- **Objective**: Go through the entries and transcribe each one exactly, dropping the pictures.

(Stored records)
::::::
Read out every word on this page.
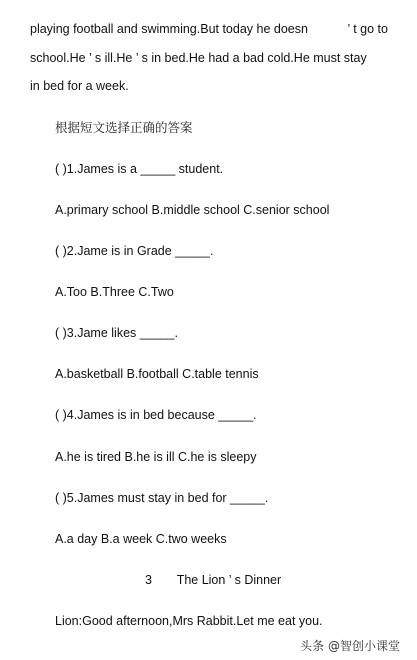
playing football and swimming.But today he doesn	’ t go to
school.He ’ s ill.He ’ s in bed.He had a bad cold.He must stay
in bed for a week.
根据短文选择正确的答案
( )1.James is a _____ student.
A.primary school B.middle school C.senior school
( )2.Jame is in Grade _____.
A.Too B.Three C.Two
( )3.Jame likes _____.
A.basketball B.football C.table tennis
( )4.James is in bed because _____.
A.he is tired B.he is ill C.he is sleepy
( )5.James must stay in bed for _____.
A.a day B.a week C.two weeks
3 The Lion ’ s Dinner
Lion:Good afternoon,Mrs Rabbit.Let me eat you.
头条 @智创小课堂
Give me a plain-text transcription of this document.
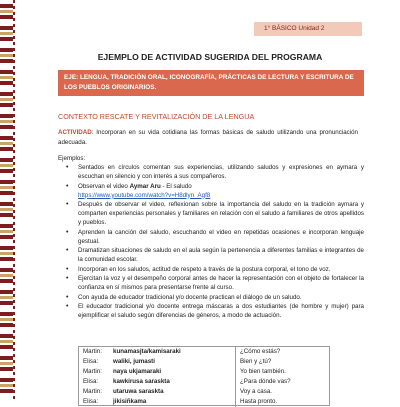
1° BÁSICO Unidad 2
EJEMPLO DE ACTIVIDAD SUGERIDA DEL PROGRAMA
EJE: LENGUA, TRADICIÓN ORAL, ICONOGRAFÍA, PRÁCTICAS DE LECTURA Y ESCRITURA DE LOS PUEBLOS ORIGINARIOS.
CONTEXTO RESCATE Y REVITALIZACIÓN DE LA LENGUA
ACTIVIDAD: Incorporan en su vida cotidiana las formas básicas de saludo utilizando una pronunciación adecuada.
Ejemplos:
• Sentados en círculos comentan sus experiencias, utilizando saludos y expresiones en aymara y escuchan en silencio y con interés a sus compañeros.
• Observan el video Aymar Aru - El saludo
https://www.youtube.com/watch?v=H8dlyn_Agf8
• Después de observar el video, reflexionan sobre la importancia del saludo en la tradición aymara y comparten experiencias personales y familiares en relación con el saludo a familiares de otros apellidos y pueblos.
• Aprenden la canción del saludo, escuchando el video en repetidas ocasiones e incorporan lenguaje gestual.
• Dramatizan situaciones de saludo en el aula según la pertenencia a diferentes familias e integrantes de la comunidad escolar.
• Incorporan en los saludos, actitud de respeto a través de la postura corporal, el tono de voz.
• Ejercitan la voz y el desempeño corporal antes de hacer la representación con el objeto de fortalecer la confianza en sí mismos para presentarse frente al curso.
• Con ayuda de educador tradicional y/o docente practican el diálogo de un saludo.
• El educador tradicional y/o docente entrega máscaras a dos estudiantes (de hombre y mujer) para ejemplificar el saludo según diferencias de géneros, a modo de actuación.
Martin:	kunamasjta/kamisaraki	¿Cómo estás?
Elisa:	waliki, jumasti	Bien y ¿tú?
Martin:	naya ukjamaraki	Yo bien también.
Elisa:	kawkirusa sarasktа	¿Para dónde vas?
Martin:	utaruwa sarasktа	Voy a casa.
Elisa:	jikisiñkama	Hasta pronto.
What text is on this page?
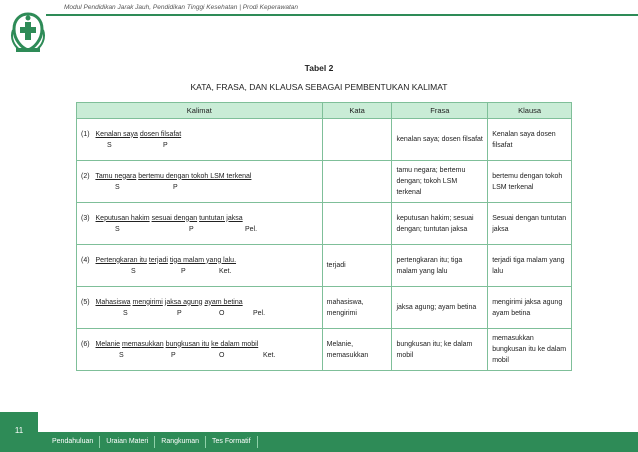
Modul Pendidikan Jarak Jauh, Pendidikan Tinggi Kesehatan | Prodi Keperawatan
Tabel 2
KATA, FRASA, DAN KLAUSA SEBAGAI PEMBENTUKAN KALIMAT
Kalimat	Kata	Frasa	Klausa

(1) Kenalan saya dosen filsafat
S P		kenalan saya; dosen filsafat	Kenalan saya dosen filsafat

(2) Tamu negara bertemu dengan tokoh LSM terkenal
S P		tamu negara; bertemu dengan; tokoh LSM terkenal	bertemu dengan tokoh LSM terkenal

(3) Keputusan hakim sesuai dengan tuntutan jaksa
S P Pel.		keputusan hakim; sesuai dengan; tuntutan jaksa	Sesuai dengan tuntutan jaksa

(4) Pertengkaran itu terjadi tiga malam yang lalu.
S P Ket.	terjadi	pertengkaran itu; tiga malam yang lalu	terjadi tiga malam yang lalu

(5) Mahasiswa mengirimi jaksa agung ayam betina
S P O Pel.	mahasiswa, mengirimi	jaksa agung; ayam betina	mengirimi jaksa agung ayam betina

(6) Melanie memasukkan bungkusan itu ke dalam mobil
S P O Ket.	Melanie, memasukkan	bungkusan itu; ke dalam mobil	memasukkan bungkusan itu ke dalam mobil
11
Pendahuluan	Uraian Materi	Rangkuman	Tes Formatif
::::::
- **Response to the task**:
Read out every word on this page.
playing football and swimming.But today he doesn	’ t go to
school.He ’ s ill.He ’ s in bed.He had a bad cold.He must stay
in bed for a week.
根据短文选择正确的答案
( )1.James is a _____ student.
A.primary school B.middle school C.senior school
( )2.Jame is in Grade _____.
A.Too B.Three C.Two
( )3.Jame likes _____.
A.basketball B.football C.table tennis
( )4.James is in bed because _____.
A.he is tired B.he is ill C.he is sleepy
( )5.James must stay in bed for _____.
A.a day B.a week C.two weeks
3 The Lion ’ s Dinner
Lion:Good afternoon,Mrs Rabbit.Let me eat you.
头条 @智创小课堂
Give me a plain-text transcription of this document.
1° BÁSICO Unidad 2
EJEMPLO DE ACTIVIDAD SUGERIDA DEL PROGRAMA
EJE: LENGUA, TRADICIÓN ORAL, ICONOGRAFÍA, PRÁCTICAS DE LECTURA Y ESCRITURA DE LOS PUEBLOS ORIGINARIOS.
CONTEXTO RESCATE Y REVITALIZACIÓN DE LA LENGUA
ACTIVIDAD: Incorporan en su vida cotidiana las formas básicas de saludo utilizando una pronunciación adecuada.
Ejemplos:
• Sentados en círculos comentan sus experiencias, utilizando saludos y expresiones en aymara y escuchan en silencio y con interés a sus compañeros.
• Observan el video Aymar Aru - El saludo
https://www.youtube.com/watch?v=H8dlyn_Agf8
• Después de observar el video, reflexionan sobre la importancia del saludo en la tradición aymara y comparten experiencias personales y familiares en relación con el saludo a familiares de otros apellidos y pueblos.
• Aprenden la canción del saludo, escuchando el video en repetidas ocasiones e incorporan lenguaje gestual.
• Dramatizan situaciones de saludo en el aula según la pertenencia a diferentes familias e integrantes de la comunidad escolar.
• Incorporan en los saludos, actitud de respeto a través de la postura corporal, el tono de voz.
• Ejercitan la voz y el desempeño corporal antes de hacer la representación con el objeto de fortalecer la confianza en sí mismos para presentarse frente al curso.
• Con ayuda de educador tradicional y/o docente practican el diálogo de un saludo.
• El educador tradicional y/o docente entrega máscaras a dos estudiantes (de hombre y mujer) para ejemplificar el saludo según diferencias de géneros, a modo de actuación.
Martin:	kunamasjta/kamisaraki	¿Cómo estás?
Elisa:	waliki, jumasti	Bien y ¿tú?
Martin:	naya ukjamaraki	Yo bien también.
Elisa:	kawkirusa sarasktа	¿Para dónde vas?
Martin:	utaruwa sarasktа	Voy a casa.
Elisa:	jikisiñkama	Hasta pronto.
What text is on this page?
Modul Pendidikan Jarak Jauh, Pendidikan Tinggi Kesehatan | Prodi Keperawatan
Tabel 2
KATA, FRASA, DAN KLAUSA SEBAGAI PEMBENTUKAN KALIMAT
Kalimat	Kata	Frasa	Klausa

(1) Kenalan saya dosen filsafat
S P		kenalan saya; dosen filsafat	Kenalan saya dosen filsafat

(2) Tamu negara bertemu dengan tokoh LSM terkenal
S P		tamu negara; bertemu dengan; tokoh LSM terkenal	bertemu dengan tokoh LSM terkenal

(3) Keputusan hakim sesuai dengan tuntutan jaksa
S P Pel.		keputusan hakim; sesuai dengan; tuntutan jaksa	Sesuai dengan tuntutan jaksa

(4) Pertengkaran itu terjadi tiga malam yang lalu.
S P Ket.	terjadi	pertengkaran itu; tiga malam yang lalu	terjadi tiga malam yang lalu

(5) Mahasiswa mengirimi jaksa agung ayam betina
S P O Pel.	mahasiswa, mengirimi	jaksa agung; ayam betina	mengirimi jaksa agung ayam betina

(6) Melanie memasukkan bungkusan itu ke dalam mobil
S P O Ket.	Melanie, memasukkan	bungkusan itu; ke dalam mobil	memasukkan bungkusan itu ke dalam mobil
11
Pendahuluan	Uraian Materi	Rangkuman	Tes Formatif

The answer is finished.